What you are asked to do → Keep the pictures out and restate every record exactly.

Data records
** BEGIN **

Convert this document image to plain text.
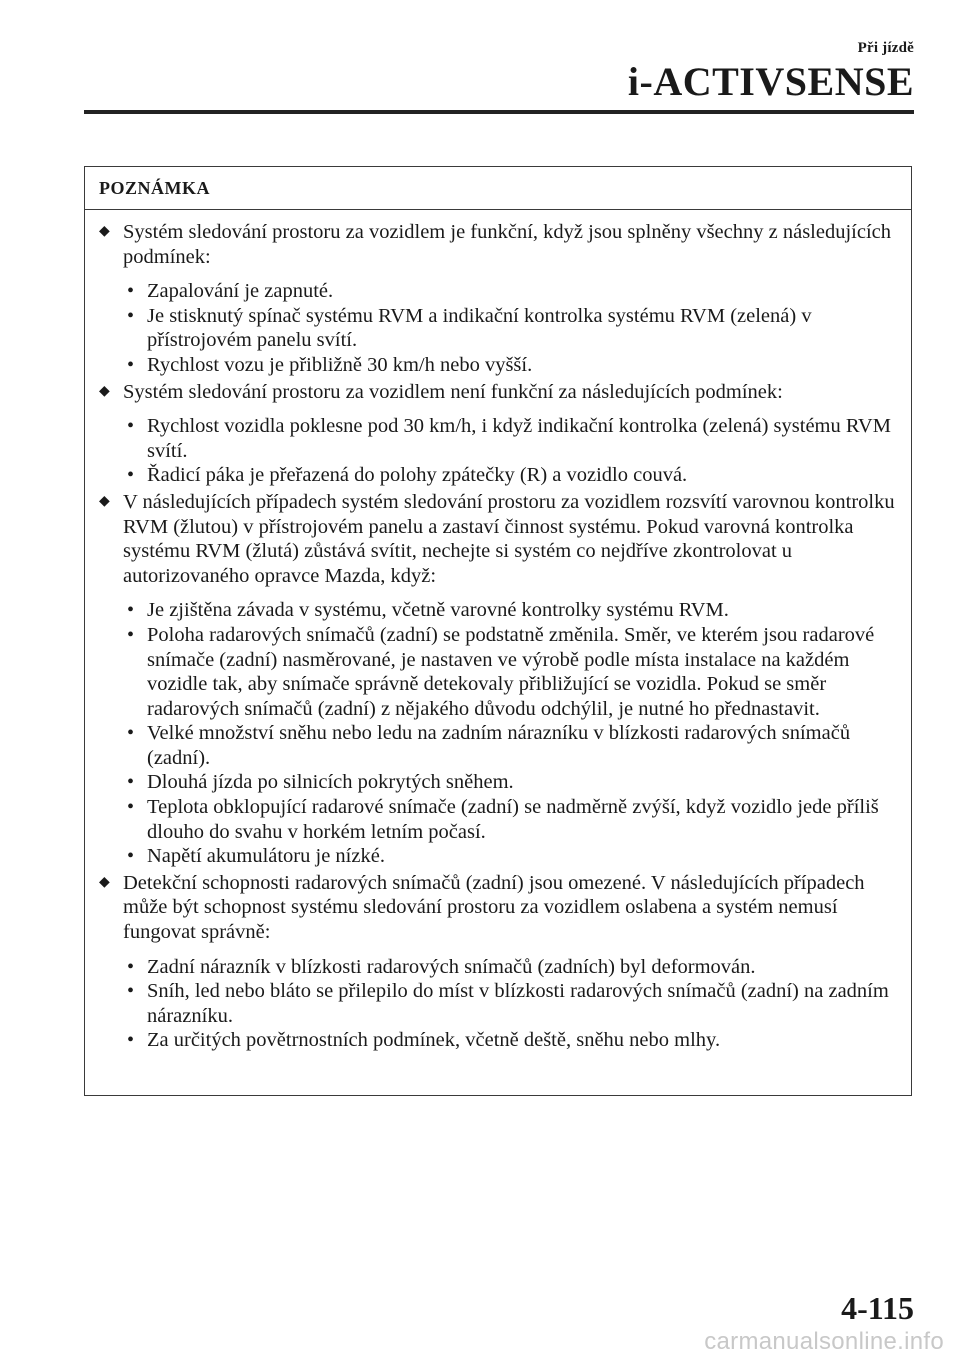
Při jízdě
i-ACTIVSENSE
POZNÁMKA
◆ Systém sledování prostoru za vozidlem je funkční, když jsou splněny všechny z následujících podmínek:
• Zapalování je zapnuté.
• Je stisknutý spínač systému RVM a indikační kontrolka systému RVM (zelená) v přístrojovém panelu svítí.
• Rychlost vozu je přibližně 30 km/h nebo vyšší.
◆ Systém sledování prostoru za vozidlem není funkční za následujících podmínek:
• Rychlost vozidla poklesne pod 30 km/h, i když indikační kontrolka (zelená) systému RVM svítí.
• Řadicí páka je přeřazená do polohy zpátečky (R) a vozidlo couvá.
◆ V následujících případech systém sledování prostoru za vozidlem rozsvítí varovnou kontrolku RVM (žlutou) v přístrojovém panelu a zastaví činnost systému. Pokud varovná kontrolka systému RVM (žlutá) zůstává svítit, nechejte si systém co nejdříve zkontrolovat u autorizovaného opravce Mazda, když:
• Je zjištěna závada v systému, včetně varovné kontrolky systému RVM.
• Poloha radarových snímačů (zadní) se podstatně změnila. Směr, ve kterém jsou radarové snímače (zadní) nasměrované, je nastaven ve výrobě podle místa instalace na každém vozidle tak, aby snímače správně detekovaly přibližující se vozidla. Pokud se směr radarových snímačů (zadní) z nějakého důvodu odchýlil, je nutné ho přednastavit.
• Velké množství sněhu nebo ledu na zadním nárazníku v blízkosti radarových snímačů (zadní).
• Dlouhá jízda po silnicích pokrytých sněhem.
• Teplota obklopující radarové snímače (zadní) se nadměrně zvýší, když vozidlo jede příliš dlouho do svahu v horkém letním počasí.
• Napětí akumulátoru je nízké.
◆ Detekční schopnosti radarových snímačů (zadní) jsou omezené. V následujících případech může být schopnost systému sledování prostoru za vozidlem oslabena a systém nemusí fungovat správně:
• Zadní nárazník v blízkosti radarových snímačů (zadních) byl deformován.
• Sníh, led nebo bláto se přilepilo do míst v blízkosti radarových snímačů (zadní) na zadním nárazníku.
• Za určitých povětrnostních podmínek, včetně deště, sněhu nebo mlhy.
4-115
carmanualsonline.info
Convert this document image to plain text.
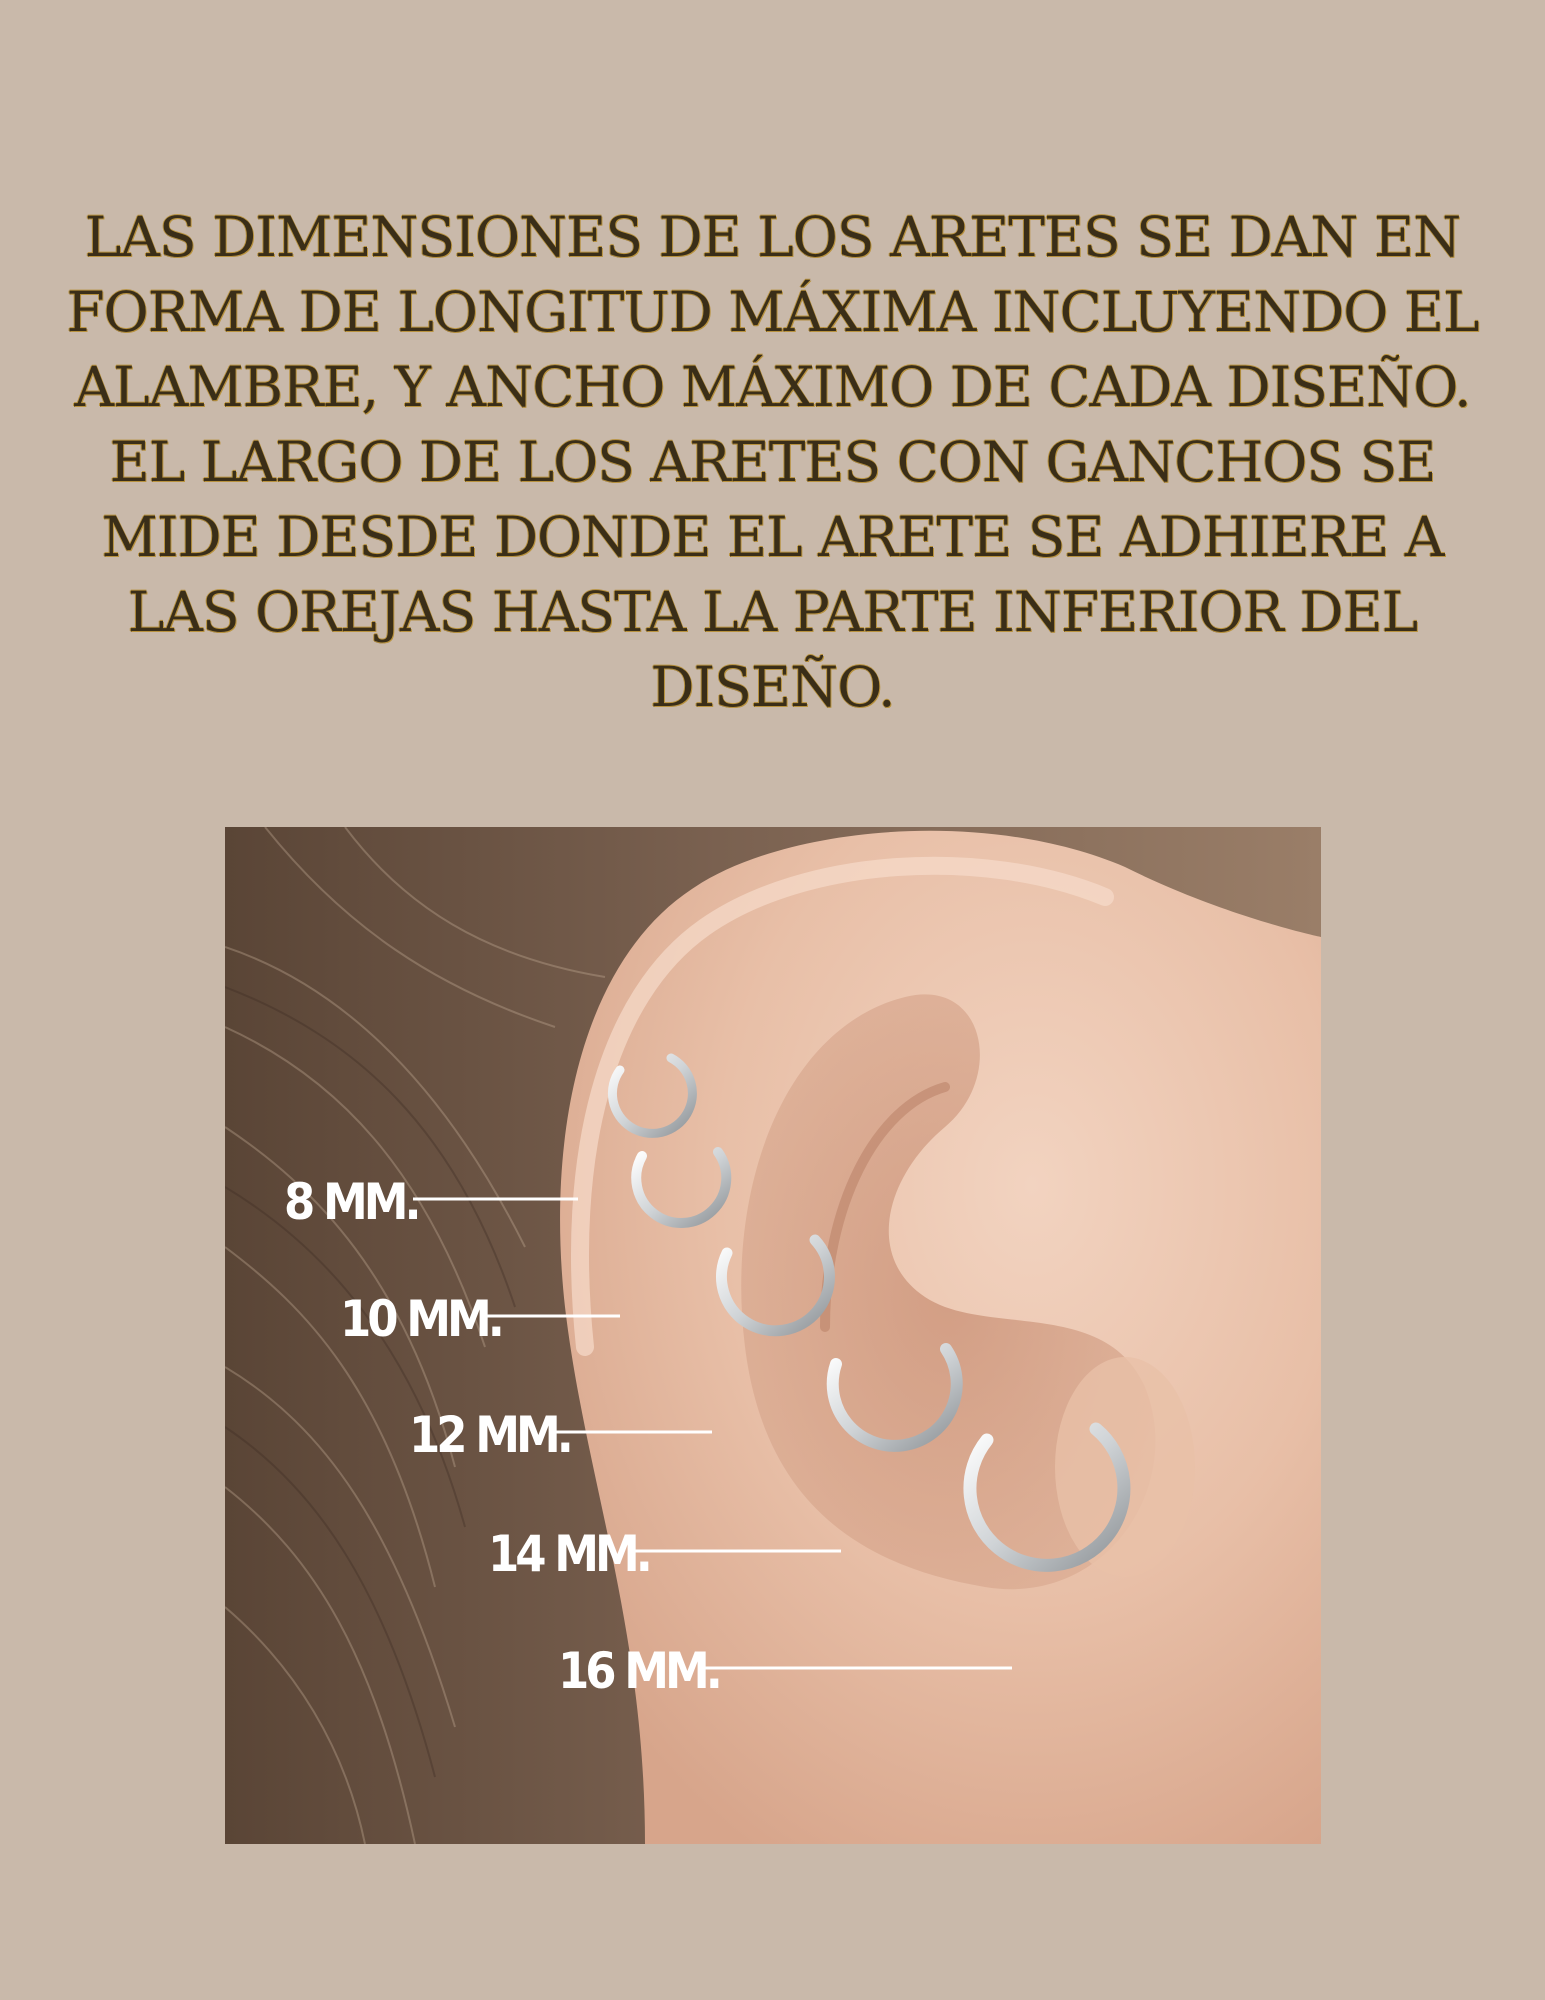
LAS DIMENSIONES DE LOS ARETES SE DAN EN
FORMA DE LONGITUD MÁXIMA INCLUYENDO EL
ALAMBRE, Y ANCHO MÁXIMO DE CADA DISEÑO.
EL LARGO DE LOS ARETES CON GANCHOS SE
MIDE DESDE DONDE EL ARETE SE ADHIERE A
LAS OREJAS HASTA LA PARTE INFERIOR DEL
DISEÑO.

8 MM.
10 MM.
12 MM.
14 MM.
16 MM.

** END **

Finished exercise →
Convert this document image to plain text.
Při jízdě
i-ACTIVSENSE
POZNÁMKA
◆ Systém sledování prostoru za vozidlem je funkční, když jsou splněny všechny z následujících podmínek:
• Zapalování je zapnuté.
• Je stisknutý spínač systému RVM a indikační kontrolka systému RVM (zelená) v přístrojovém panelu svítí.
• Rychlost vozu je přibližně 30 km/h nebo vyšší.
◆ Systém sledování prostoru za vozidlem není funkční za následujících podmínek:
• Rychlost vozidla poklesne pod 30 km/h, i když indikační kontrolka (zelená) systému RVM svítí.
• Řadicí páka je přeřazená do polohy zpátečky (R) a vozidlo couvá.
◆ V následujících případech systém sledování prostoru za vozidlem rozsvítí varovnou kontrolku RVM (žlutou) v přístrojovém panelu a zastaví činnost systému. Pokud varovná kontrolka systému RVM (žlutá) zůstává svítit, nechejte si systém co nejdříve zkontrolovat u autorizovaného opravce Mazda, když:
• Je zjištěna závada v systému, včetně varovné kontrolky systému RVM.
• Poloha radarových snímačů (zadní) se podstatně změnila. Směr, ve kterém jsou radarové snímače (zadní) nasměrované, je nastaven ve výrobě podle místa instalace na každém vozidle tak, aby snímače správně detekovaly přibližující se vozidla. Pokud se směr radarových snímačů (zadní) z nějakého důvodu odchýlil, je nutné ho přednastavit.
• Velké množství sněhu nebo ledu na zadním nárazníku v blízkosti radarových snímačů (zadní).
• Dlouhá jízda po silnicích pokrytých sněhem.
• Teplota obklopující radarové snímače (zadní) se nadměrně zvýší, když vozidlo jede příliš dlouho do svahu v horkém letním počasí.
• Napětí akumulátoru je nízké.
◆ Detekční schopnosti radarových snímačů (zadní) jsou omezené. V následujících případech může být schopnost systému sledování prostoru za vozidlem oslabena a systém nemusí fungovat správně:
• Zadní nárazník v blízkosti radarových snímačů (zadních) byl deformován.
• Sníh, led nebo bláto se přilepilo do míst v blízkosti radarových snímačů (zadní) na zadním nárazníku.
• Za určitých povětrnostních podmínek, včetně deště, sněhu nebo mlhy.
4-115
carmanualsonline.info
Convert this document image to plain text.
LAS DIMENSIONES DE LOS ARETES SE DAN EN
FORMA DE LONGITUD MÁXIMA INCLUYENDO EL
ALAMBRE, Y ANCHO MÁXIMO DE CADA DISEÑO.
EL LARGO DE LOS ARETES CON GANCHOS SE
MIDE DESDE DONDE EL ARETE SE ADHIERE A
LAS OREJAS HASTA LA PARTE INFERIOR DEL
DISEÑO.

8 MM.
10 MM.
12 MM.
14 MM.
16 MM.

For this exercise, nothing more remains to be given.